◆ **WORKING DATA**:
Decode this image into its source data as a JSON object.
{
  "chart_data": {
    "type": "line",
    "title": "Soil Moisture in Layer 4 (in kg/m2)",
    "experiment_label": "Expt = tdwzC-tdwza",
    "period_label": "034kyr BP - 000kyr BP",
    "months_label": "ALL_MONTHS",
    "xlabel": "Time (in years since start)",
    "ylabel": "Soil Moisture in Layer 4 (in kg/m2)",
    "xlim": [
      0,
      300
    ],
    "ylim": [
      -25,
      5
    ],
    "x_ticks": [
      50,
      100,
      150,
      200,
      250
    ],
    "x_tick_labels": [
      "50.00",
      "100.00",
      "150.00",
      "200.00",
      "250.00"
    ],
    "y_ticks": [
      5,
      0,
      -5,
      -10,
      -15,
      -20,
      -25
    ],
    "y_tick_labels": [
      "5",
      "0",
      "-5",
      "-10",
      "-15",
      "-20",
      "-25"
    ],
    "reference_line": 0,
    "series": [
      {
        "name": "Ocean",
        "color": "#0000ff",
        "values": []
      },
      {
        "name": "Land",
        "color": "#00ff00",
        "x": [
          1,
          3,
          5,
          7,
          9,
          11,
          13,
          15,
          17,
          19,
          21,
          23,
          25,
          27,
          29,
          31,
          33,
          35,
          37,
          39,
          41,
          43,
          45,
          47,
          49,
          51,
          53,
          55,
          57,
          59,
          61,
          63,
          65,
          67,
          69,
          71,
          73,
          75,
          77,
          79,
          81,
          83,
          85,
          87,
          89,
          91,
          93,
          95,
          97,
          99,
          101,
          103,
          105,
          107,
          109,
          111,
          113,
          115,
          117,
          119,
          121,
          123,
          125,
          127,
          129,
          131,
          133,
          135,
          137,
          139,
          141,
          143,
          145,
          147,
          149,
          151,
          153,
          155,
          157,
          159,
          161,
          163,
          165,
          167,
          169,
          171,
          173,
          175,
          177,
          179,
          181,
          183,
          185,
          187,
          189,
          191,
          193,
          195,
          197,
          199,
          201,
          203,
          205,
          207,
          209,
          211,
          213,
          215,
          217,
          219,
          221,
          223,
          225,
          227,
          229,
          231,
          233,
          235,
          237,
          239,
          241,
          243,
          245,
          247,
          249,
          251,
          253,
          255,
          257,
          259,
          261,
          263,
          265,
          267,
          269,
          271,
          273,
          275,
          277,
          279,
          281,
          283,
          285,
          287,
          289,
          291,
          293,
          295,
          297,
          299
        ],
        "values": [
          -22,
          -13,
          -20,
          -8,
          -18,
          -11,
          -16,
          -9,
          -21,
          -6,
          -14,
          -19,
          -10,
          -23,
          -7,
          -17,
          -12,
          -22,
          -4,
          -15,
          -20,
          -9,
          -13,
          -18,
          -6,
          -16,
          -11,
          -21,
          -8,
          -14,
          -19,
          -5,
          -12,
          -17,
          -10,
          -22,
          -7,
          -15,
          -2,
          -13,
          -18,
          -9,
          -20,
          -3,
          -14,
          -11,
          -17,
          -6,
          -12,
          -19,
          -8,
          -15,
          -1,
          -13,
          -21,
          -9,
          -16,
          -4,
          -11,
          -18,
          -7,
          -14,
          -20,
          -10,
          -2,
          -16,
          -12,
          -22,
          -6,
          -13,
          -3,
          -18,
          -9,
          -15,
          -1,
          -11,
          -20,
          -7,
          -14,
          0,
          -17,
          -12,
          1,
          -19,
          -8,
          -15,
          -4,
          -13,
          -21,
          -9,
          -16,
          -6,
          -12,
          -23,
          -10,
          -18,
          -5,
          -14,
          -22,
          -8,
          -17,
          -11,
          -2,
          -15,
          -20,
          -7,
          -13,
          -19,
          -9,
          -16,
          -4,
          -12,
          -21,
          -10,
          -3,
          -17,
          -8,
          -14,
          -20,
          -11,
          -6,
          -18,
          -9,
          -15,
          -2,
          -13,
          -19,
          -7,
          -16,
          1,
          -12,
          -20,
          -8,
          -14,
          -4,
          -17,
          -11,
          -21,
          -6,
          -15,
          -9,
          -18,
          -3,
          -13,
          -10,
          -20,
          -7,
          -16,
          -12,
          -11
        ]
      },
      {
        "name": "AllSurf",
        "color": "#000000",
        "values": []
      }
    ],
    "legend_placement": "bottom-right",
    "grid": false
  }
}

◆ **TASK BRIEF**: Copy out all of the records shown above exactly.

◆ **TASK SOLUTION**:
Decode this image into its source data as a JSON object.
{
  "chart_data": {
    "type": "line",
    "title": "Soil Moisture in Layer 4 (in kg/m2)",
    "experiment_label": "Expt = tdwzC-tdwza",
    "period_label": "034kyr BP - 000kyr BP",
    "months_label": "ALL_MONTHS",
    "xlabel": "Time (in years since start)",
    "ylabel": "Soil Moisture in Layer 4 (in kg/m2)",
    "xlim": [
      0,
      300
    ],
    "ylim": [
      -25,
      5
    ],
    "x_ticks": [
      50,
      100,
      150,
      200,
      250
    ],
    "x_tick_labels": [
      "50.00",
      "100.00",
      "150.00",
      "200.00",
      "250.00"
    ],
    "y_ticks": [
      5,
      0,
      -5,
      -10,
      -15,
      -20,
      -25
    ],
    "y_tick_labels": [
      "5",
      "0",
      "-5",
      "-10",
      "-15",
      "-20",
      "-25"
    ],
    "reference_line": 0,
    "series": [
      {
        "name": "Ocean",
        "color": "#0000ff",
        "values": []
      },
      {
        "name": "Land",
        "color": "#00ff00",
        "x": [
          1,
          3,
          5,
          7,
          9,
          11,
          13,
          15,
          17,
          19,
          21,
          23,
          25,
          27,
          29,
          31,
          33,
          35,
          37,
          39,
          41,
          43,
          45,
          47,
          49,
          51,
          53,
          55,
          57,
          59,
          61,
          63,
          65,
          67,
          69,
          71,
          73,
          75,
          77,
          79,
          81,
          83,
          85,
          87,
          89,
          91,
          93,
          95,
          97,
          99,
          101,
          103,
          105,
          107,
          109,
          111,
          113,
          115,
          117,
          119,
          121,
          123,
          125,
          127,
          129,
          131,
          133,
          135,
          137,
          139,
          141,
          143,
          145,
          147,
          149,
          151,
          153,
          155,
          157,
          159,
          161,
          163,
          165,
          167,
          169,
          171,
          173,
          175,
          177,
          179,
          181,
          183,
          185,
          187,
          189,
          191,
          193,
          195,
          197,
          199,
          201,
          203,
          205,
          207,
          209,
          211,
          213,
          215,
          217,
          219,
          221,
          223,
          225,
          227,
          229,
          231,
          233,
          235,
          237,
          239,
          241,
          243,
          245,
          247,
          249,
          251,
          253,
          255,
          257,
          259,
          261,
          263,
          265,
          267,
          269,
          271,
          273,
          275,
          277,
          279,
          281,
          283,
          285,
          287,
          289,
          291,
          293,
          295,
          297,
          299
        ],
        "values": [
          -22,
          -13,
          -20,
          -8,
          -18,
          -11,
          -16,
          -9,
          -21,
          -6,
          -14,
          -19,
          -10,
          -23,
          -7,
          -17,
          -12,
          -22,
          -4,
          -15,
          -20,
          -9,
          -13,
          -18,
          -6,
          -16,
          -11,
          -21,
          -8,
          -14,
          -19,
          -5,
          -12,
          -17,
          -10,
          -22,
          -7,
          -15,
          -2,
          -13,
          -18,
          -9,
          -20,
          -3,
          -14,
          -11,
          -17,
          -6,
          -12,
          -19,
          -8,
          -15,
          -1,
          -13,
          -21,
          -9,
          -16,
          -4,
          -11,
          -18,
          -7,
          -14,
          -20,
          -10,
          -2,
          -16,
          -12,
          -22,
          -6,
          -13,
          -3,
          -18,
          -9,
          -15,
          -1,
          -11,
          -20,
          -7,
          -14,
          0,
          -17,
          -12,
          1,
          -19,
          -8,
          -15,
          -4,
          -13,
          -21,
          -9,
          -16,
          -6,
          -12,
          -23,
          -10,
          -18,
          -5,
          -14,
          -22,
          -8,
          -17,
          -11,
          -2,
          -15,
          -20,
          -7,
          -13,
          -19,
          -9,
          -16,
          -4,
          -12,
          -21,
          -10,
          -3,
          -17,
          -8,
          -14,
          -20,
          -11,
          -6,
          -18,
          -9,
          -15,
          -2,
          -13,
          -19,
          -7,
          -16,
          1,
          -12,
          -20,
          -8,
          -14,
          -4,
          -17,
          -11,
          -21,
          -6,
          -15,
          -9,
          -18,
          -3,
          -13,
          -10,
          -20,
          -7,
          -16,
          -12,
          -11
        ]
      },
      {
        "name": "AllSurf",
        "color": "#000000",
        "values": []
      }
    ],
    "legend_placement": "bottom-right",
    "grid": false
  }
}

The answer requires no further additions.